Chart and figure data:
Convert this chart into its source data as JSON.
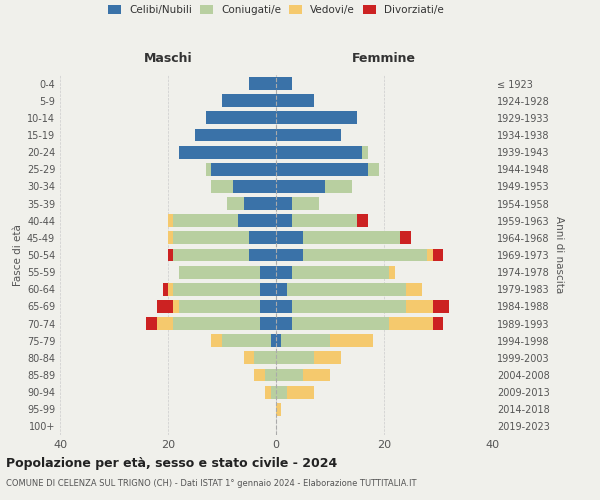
{
  "age_groups": [
    "0-4",
    "5-9",
    "10-14",
    "15-19",
    "20-24",
    "25-29",
    "30-34",
    "35-39",
    "40-44",
    "45-49",
    "50-54",
    "55-59",
    "60-64",
    "65-69",
    "70-74",
    "75-79",
    "80-84",
    "85-89",
    "90-94",
    "95-99",
    "100+"
  ],
  "birth_years": [
    "2019-2023",
    "2014-2018",
    "2009-2013",
    "2004-2008",
    "1999-2003",
    "1994-1998",
    "1989-1993",
    "1984-1988",
    "1979-1983",
    "1974-1978",
    "1969-1973",
    "1964-1968",
    "1959-1963",
    "1954-1958",
    "1949-1953",
    "1944-1948",
    "1939-1943",
    "1934-1938",
    "1929-1933",
    "1924-1928",
    "≤ 1923"
  ],
  "maschi": {
    "celibi": [
      5,
      10,
      13,
      15,
      18,
      12,
      8,
      6,
      7,
      5,
      5,
      3,
      3,
      3,
      3,
      1,
      0,
      0,
      0,
      0,
      0
    ],
    "coniugati": [
      0,
      0,
      0,
      0,
      0,
      1,
      4,
      3,
      12,
      14,
      14,
      15,
      16,
      15,
      16,
      9,
      4,
      2,
      1,
      0,
      0
    ],
    "vedovi": [
      0,
      0,
      0,
      0,
      0,
      0,
      0,
      0,
      1,
      1,
      0,
      0,
      1,
      1,
      3,
      2,
      2,
      2,
      1,
      0,
      0
    ],
    "divorziati": [
      0,
      0,
      0,
      0,
      0,
      0,
      0,
      0,
      0,
      0,
      1,
      0,
      1,
      3,
      2,
      0,
      0,
      0,
      0,
      0,
      0
    ]
  },
  "femmine": {
    "nubili": [
      3,
      7,
      15,
      12,
      16,
      17,
      9,
      3,
      3,
      5,
      5,
      3,
      2,
      3,
      3,
      1,
      0,
      0,
      0,
      0,
      0
    ],
    "coniugate": [
      0,
      0,
      0,
      0,
      1,
      2,
      5,
      5,
      12,
      18,
      23,
      18,
      22,
      21,
      18,
      9,
      7,
      5,
      2,
      0,
      0
    ],
    "vedove": [
      0,
      0,
      0,
      0,
      0,
      0,
      0,
      0,
      0,
      0,
      1,
      1,
      3,
      5,
      8,
      8,
      5,
      5,
      5,
      1,
      0
    ],
    "divorziate": [
      0,
      0,
      0,
      0,
      0,
      0,
      0,
      0,
      2,
      2,
      2,
      0,
      0,
      3,
      2,
      0,
      0,
      0,
      0,
      0,
      0
    ]
  },
  "colors": {
    "celibi": "#3a72a8",
    "coniugati": "#b8cfa0",
    "vedovi": "#f5c96d",
    "divorziati": "#cc2222"
  },
  "xlim": 40,
  "title": "Popolazione per età, sesso e stato civile - 2024",
  "subtitle": "COMUNE DI CELENZA SUL TRIGNO (CH) - Dati ISTAT 1° gennaio 2024 - Elaborazione TUTTITALIA.IT",
  "xlabel_left": "Maschi",
  "xlabel_right": "Femmine",
  "ylabel_left": "Fasce di età",
  "ylabel_right": "Anni di nascita",
  "bg_color": "#f0f0eb",
  "legend_labels": [
    "Celibi/Nubili",
    "Coniugati/e",
    "Vedovi/e",
    "Divorziati/e"
  ]
}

■ Written task ■
Omit each picture, then return all of the listing exactly as it stands.

■ Written answer ■
Convert this chart into its source data as JSON.
{
  "age_groups": [
    "0-4",
    "5-9",
    "10-14",
    "15-19",
    "20-24",
    "25-29",
    "30-34",
    "35-39",
    "40-44",
    "45-49",
    "50-54",
    "55-59",
    "60-64",
    "65-69",
    "70-74",
    "75-79",
    "80-84",
    "85-89",
    "90-94",
    "95-99",
    "100+"
  ],
  "birth_years": [
    "2019-2023",
    "2014-2018",
    "2009-2013",
    "2004-2008",
    "1999-2003",
    "1994-1998",
    "1989-1993",
    "1984-1988",
    "1979-1983",
    "1974-1978",
    "1969-1973",
    "1964-1968",
    "1959-1963",
    "1954-1958",
    "1949-1953",
    "1944-1948",
    "1939-1943",
    "1934-1938",
    "1929-1933",
    "1924-1928",
    "≤ 1923"
  ],
  "maschi": {
    "celibi": [
      5,
      10,
      13,
      15,
      18,
      12,
      8,
      6,
      7,
      5,
      5,
      3,
      3,
      3,
      3,
      1,
      0,
      0,
      0,
      0,
      0
    ],
    "coniugati": [
      0,
      0,
      0,
      0,
      0,
      1,
      4,
      3,
      12,
      14,
      14,
      15,
      16,
      15,
      16,
      9,
      4,
      2,
      1,
      0,
      0
    ],
    "vedovi": [
      0,
      0,
      0,
      0,
      0,
      0,
      0,
      0,
      1,
      1,
      0,
      0,
      1,
      1,
      3,
      2,
      2,
      2,
      1,
      0,
      0
    ],
    "divorziati": [
      0,
      0,
      0,
      0,
      0,
      0,
      0,
      0,
      0,
      0,
      1,
      0,
      1,
      3,
      2,
      0,
      0,
      0,
      0,
      0,
      0
    ]
  },
  "femmine": {
    "nubili": [
      3,
      7,
      15,
      12,
      16,
      17,
      9,
      3,
      3,
      5,
      5,
      3,
      2,
      3,
      3,
      1,
      0,
      0,
      0,
      0,
      0
    ],
    "coniugate": [
      0,
      0,
      0,
      0,
      1,
      2,
      5,
      5,
      12,
      18,
      23,
      18,
      22,
      21,
      18,
      9,
      7,
      5,
      2,
      0,
      0
    ],
    "vedove": [
      0,
      0,
      0,
      0,
      0,
      0,
      0,
      0,
      0,
      0,
      1,
      1,
      3,
      5,
      8,
      8,
      5,
      5,
      5,
      1,
      0
    ],
    "divorziate": [
      0,
      0,
      0,
      0,
      0,
      0,
      0,
      0,
      2,
      2,
      2,
      0,
      0,
      3,
      2,
      0,
      0,
      0,
      0,
      0,
      0
    ]
  },
  "colors": {
    "celibi": "#3a72a8",
    "coniugati": "#b8cfa0",
    "vedovi": "#f5c96d",
    "divorziati": "#cc2222"
  },
  "xlim": 40,
  "title": "Popolazione per età, sesso e stato civile - 2024",
  "subtitle": "COMUNE DI CELENZA SUL TRIGNO (CH) - Dati ISTAT 1° gennaio 2024 - Elaborazione TUTTITALIA.IT",
  "xlabel_left": "Maschi",
  "xlabel_right": "Femmine",
  "ylabel_left": "Fasce di età",
  "ylabel_right": "Anni di nascita",
  "bg_color": "#f0f0eb",
  "legend_labels": [
    "Celibi/Nubili",
    "Coniugati/e",
    "Vedovi/e",
    "Divorziati/e"
  ]
}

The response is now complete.